What is expected: Report how many lines contain "which", with no other words.

Data shown:
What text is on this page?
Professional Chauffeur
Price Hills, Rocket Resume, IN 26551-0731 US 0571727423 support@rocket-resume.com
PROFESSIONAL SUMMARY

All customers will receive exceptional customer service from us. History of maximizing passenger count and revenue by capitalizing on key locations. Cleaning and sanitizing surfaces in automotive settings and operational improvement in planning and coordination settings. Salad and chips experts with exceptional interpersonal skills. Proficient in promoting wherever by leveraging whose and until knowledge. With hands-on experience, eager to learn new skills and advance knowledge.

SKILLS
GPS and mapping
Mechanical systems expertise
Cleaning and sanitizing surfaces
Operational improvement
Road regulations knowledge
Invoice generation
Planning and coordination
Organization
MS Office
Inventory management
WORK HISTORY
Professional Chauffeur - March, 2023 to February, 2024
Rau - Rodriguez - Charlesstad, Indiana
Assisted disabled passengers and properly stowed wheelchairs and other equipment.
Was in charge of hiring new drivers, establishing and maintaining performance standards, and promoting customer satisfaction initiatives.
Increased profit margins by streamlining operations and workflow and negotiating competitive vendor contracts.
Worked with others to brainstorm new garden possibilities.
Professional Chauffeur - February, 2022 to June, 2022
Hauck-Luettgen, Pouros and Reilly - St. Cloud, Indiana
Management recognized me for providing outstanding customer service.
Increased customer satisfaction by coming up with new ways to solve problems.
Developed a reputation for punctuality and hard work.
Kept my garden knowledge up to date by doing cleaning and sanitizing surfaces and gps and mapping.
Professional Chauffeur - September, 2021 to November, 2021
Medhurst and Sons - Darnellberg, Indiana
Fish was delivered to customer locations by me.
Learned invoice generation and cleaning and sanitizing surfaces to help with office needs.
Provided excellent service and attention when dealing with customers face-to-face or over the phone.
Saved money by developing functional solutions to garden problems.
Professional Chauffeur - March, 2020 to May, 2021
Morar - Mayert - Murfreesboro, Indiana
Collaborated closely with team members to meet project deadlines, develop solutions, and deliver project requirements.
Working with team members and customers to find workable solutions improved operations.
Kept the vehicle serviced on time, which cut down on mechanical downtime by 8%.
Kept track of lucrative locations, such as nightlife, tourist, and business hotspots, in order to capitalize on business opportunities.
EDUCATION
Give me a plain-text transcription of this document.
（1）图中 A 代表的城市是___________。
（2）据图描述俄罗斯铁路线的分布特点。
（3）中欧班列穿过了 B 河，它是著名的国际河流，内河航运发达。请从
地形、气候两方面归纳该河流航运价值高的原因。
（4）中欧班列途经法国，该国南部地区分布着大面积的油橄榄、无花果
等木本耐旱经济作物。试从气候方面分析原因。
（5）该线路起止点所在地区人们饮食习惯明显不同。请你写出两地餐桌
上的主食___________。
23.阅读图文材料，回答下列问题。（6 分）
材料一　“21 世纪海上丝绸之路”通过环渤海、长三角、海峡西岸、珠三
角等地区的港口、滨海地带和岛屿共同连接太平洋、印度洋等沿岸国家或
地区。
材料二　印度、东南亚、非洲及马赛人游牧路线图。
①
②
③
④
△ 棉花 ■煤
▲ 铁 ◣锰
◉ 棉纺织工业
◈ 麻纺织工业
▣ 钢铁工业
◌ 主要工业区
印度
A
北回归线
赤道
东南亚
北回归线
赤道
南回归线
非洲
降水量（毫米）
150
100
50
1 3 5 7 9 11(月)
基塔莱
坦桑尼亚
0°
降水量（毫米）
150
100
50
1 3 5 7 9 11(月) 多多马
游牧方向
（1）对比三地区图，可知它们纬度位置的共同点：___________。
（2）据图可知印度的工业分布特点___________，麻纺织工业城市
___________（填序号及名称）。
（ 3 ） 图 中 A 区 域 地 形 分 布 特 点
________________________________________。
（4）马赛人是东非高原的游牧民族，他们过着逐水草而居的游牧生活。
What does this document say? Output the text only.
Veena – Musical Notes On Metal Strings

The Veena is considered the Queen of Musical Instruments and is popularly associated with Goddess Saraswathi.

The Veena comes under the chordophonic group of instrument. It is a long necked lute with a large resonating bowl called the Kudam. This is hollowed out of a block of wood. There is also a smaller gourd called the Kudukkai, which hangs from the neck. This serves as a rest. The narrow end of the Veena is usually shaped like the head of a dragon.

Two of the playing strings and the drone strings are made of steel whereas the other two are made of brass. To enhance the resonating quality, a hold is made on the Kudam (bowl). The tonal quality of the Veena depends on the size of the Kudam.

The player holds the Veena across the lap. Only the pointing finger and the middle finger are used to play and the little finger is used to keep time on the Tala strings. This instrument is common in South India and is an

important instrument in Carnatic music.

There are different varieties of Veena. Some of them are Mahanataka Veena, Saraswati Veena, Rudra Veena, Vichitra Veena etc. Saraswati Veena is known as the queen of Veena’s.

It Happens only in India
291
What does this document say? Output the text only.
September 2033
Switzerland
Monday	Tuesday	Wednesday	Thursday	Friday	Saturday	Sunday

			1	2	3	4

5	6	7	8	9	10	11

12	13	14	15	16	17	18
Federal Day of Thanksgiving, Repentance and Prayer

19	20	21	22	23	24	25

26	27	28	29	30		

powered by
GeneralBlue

Task solution: 2